## RECORDED DATA
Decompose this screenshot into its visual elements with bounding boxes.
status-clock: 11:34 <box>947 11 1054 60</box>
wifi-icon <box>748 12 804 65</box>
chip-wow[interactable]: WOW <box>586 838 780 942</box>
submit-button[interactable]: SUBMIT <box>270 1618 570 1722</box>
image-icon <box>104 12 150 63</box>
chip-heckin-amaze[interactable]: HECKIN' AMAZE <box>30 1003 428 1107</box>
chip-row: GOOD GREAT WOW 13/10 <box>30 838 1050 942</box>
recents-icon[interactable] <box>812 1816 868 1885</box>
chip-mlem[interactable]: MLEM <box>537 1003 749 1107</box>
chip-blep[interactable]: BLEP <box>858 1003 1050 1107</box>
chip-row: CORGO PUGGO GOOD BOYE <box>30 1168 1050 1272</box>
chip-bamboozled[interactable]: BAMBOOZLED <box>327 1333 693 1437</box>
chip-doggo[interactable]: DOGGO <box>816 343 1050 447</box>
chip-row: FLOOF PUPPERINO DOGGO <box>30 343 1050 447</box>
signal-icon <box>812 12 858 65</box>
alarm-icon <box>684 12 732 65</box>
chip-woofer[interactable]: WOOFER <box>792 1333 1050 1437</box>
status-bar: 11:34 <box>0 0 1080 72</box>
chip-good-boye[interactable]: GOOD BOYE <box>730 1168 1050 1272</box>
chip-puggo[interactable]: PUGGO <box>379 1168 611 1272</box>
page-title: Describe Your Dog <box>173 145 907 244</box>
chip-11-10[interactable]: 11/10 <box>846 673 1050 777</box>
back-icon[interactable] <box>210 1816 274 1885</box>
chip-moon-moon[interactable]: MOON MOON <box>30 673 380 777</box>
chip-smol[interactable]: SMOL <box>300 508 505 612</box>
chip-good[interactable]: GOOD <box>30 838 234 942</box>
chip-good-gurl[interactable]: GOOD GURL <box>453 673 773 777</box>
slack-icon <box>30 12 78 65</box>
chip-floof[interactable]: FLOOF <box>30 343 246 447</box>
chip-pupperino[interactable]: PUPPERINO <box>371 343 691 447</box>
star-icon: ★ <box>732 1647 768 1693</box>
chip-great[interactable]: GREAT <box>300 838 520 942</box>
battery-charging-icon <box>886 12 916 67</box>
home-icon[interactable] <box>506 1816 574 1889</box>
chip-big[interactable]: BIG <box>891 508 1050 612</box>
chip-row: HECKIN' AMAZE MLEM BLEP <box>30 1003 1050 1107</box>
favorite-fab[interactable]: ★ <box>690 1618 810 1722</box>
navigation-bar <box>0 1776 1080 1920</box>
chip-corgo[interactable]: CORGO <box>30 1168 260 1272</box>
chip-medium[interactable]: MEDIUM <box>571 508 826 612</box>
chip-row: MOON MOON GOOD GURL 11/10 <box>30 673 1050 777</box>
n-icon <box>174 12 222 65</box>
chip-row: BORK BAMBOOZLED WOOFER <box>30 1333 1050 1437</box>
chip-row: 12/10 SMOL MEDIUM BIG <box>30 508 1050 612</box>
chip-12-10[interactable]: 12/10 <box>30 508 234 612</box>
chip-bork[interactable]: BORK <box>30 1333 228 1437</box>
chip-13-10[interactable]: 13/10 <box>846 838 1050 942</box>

## STATED GOAL
Turn every line of the material above into a Markdown table with two columns, Row and Entry: Row holds the row number and Entry holds the line. Leave out blank lines.

## SOLUTION FOR THIS PROBLEM
| Row | Entry |
|---|---|
| 1 | Decompose this screenshot into its visual elements with bounding boxes. |
| 2 | status-clock: 11:34 <box>947 11 1054 60</box> |
| 3 | wifi-icon <box>748 12 804 65</box> |
| 4 | chip-wow[interactable]: WOW <box>586 838 780 942</box> |
| 5 | submit-button[interactable]: SUBMIT <box>270 1618 570 1722</box> |
| 6 | image-icon <box>104 12 150 63</box> |
| 7 | chip-heckin-amaze[interactable]: HECKIN' AMAZE <box>30 1003 428 1107</box> |
| 8 | chip-row: GOOD GREAT WOW 13/10 <box>30 838 1050 942</box> |
| 9 | recents-icon[interactable] <box>812 1816 868 1885</box> |
| 10 | chip-mlem[interactable]: MLEM <box>537 1003 749 1107</box> |
| 11 | chip-blep[interactable]: BLEP <box>858 1003 1050 1107</box> |
| 12 | chip-row: CORGO PUGGO GOOD BOYE <box>30 1168 1050 1272</box> |
| 13 | chip-bamboozled[interactable]: BAMBOOZLED <box>327 1333 693 1437</box> |
| 14 | chip-doggo[interactable]: DOGGO <box>816 343 1050 447</box> |
| 15 | chip-row: FLOOF PUPPERINO DOGGO <box>30 343 1050 447</box> |
| 16 | signal-icon <box>812 12 858 65</box> |
| 17 | alarm-icon <box>684 12 732 65</box> |
| 18 | chip-woofer[interactable]: WOOFER <box>792 1333 1050 1437</box> |
| 19 | status-bar: 11:34 <box>0 0 1080 72</box> |
| 20 | chip-good-boye[interactable]: GOOD BOYE <box>730 1168 1050 1272</box> |
| 21 | chip-puggo[interactable]: PUGGO <box>379 1168 611 1272</box> |
| 22 | page-title: Describe Your Dog <box>173 145 907 244</box> |
| 23 | chip-11-10[interactable]: 11/10 <box>846 673 1050 777</box> |
| 24 | back-icon[interactable] <box>210 1816 274 1885</box> |
| 25 | chip-moon-moon[interactable]: MOON MOON <box>30 673 380 777</box> |
| 26 | chip-smol[interactable]: SMOL <box>300 508 505 612</box> |
| 27 | chip-good[interactable]: GOOD <box>30 838 234 942</box> |
| 28 | chip-good-gurl[interactable]: GOOD GURL <box>453 673 773 777</box> |
| 29 | slack-icon <box>30 12 78 65</box> |
| 30 | chip-floof[interactable]: FLOOF <box>30 343 246 447</box> |
| 31 | chip-pupperino[interactable]: PUPPERINO <box>371 343 691 447</box> |
| 32 | star-icon: ★ <box>732 1647 768 1693</box> |
| 33 | chip-great[interactable]: GREAT <box>300 838 520 942</box> |
| 34 | battery-charging-icon <box>886 12 916 67</box> |
| 35 | home-icon[interactable] <box>506 1816 574 1889</box> |
| 36 | chip-big[interactable]: BIG <box>891 508 1050 612</box> |
| 37 | chip-row: HECKIN' AMAZE MLEM BLEP <box>30 1003 1050 1107</box> |
| 38 | favorite-fab[interactable]: ★ <box>690 1618 810 1722</box> |
| 39 | navigation-bar <box>0 1776 1080 1920</box> |
| 40 | chip-corgo[interactable]: CORGO <box>30 1168 260 1272</box> |
| 41 | chip-medium[interactable]: MEDIUM <box>571 508 826 612</box> |
| 42 | chip-row: MOON MOON GOOD GURL 11/10 <box>30 673 1050 777</box> |
| 43 | n-icon <box>174 12 222 65</box> |
| 44 | chip-row: BORK BAMBOOZLED WOOFER <box>30 1333 1050 1437</box> |
| 45 | chip-row: 12/10 SMOL MEDIUM BIG <box>30 508 1050 612</box> |
| 46 | chip-12-10[interactable]: 12/10 <box>30 508 234 612</box> |
| 47 | chip-bork[interactable]: BORK <box>30 1333 228 1437</box> |
| 48 | chip-13-10[interactable]: 13/10 <box>846 838 1050 942</box> |